• **WORK TO BE COMPLETED**:
Nothing in the data should change when you return it, but leave the pictures out.
[Start of MATERIAL SHOWN]
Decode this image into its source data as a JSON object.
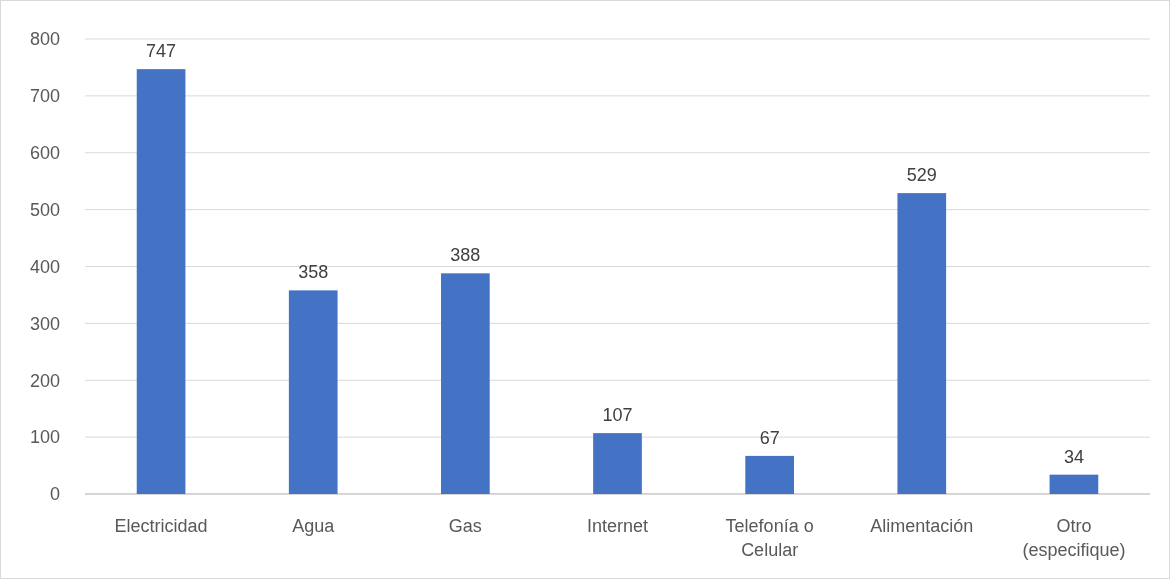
{
  "chart_data": {
    "type": "bar",
    "categories": [
      "Electricidad",
      "Agua",
      "Gas",
      "Internet",
      "Telefonía o Celular",
      "Alimentación",
      "Otro (especifique)"
    ],
    "values": [
      747,
      358,
      388,
      107,
      67,
      529,
      34
    ],
    "color": "#4472c4",
    "ylim": [
      0,
      800
    ],
    "yticks": [
      0,
      100,
      200,
      300,
      400,
      500,
      600,
      700,
      800
    ],
    "grid": "y",
    "data_labels": true
  }
}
[End of MATERIAL SHOWN]
• **FINAL RESULT**:
Decode this image into its source data as a JSON object.
{
  "chart_data": {
    "type": "bar",
    "categories": [
      "Electricidad",
      "Agua",
      "Gas",
      "Internet",
      "Telefonía o Celular",
      "Alimentación",
      "Otro (especifique)"
    ],
    "values": [
      747,
      358,
      388,
      107,
      67,
      529,
      34
    ],
    "color": "#4472c4",
    "ylim": [
      0,
      800
    ],
    "yticks": [
      0,
      100,
      200,
      300,
      400,
      500,
      600,
      700,
      800
    ],
    "grid": "y",
    "data_labels": true
  }
}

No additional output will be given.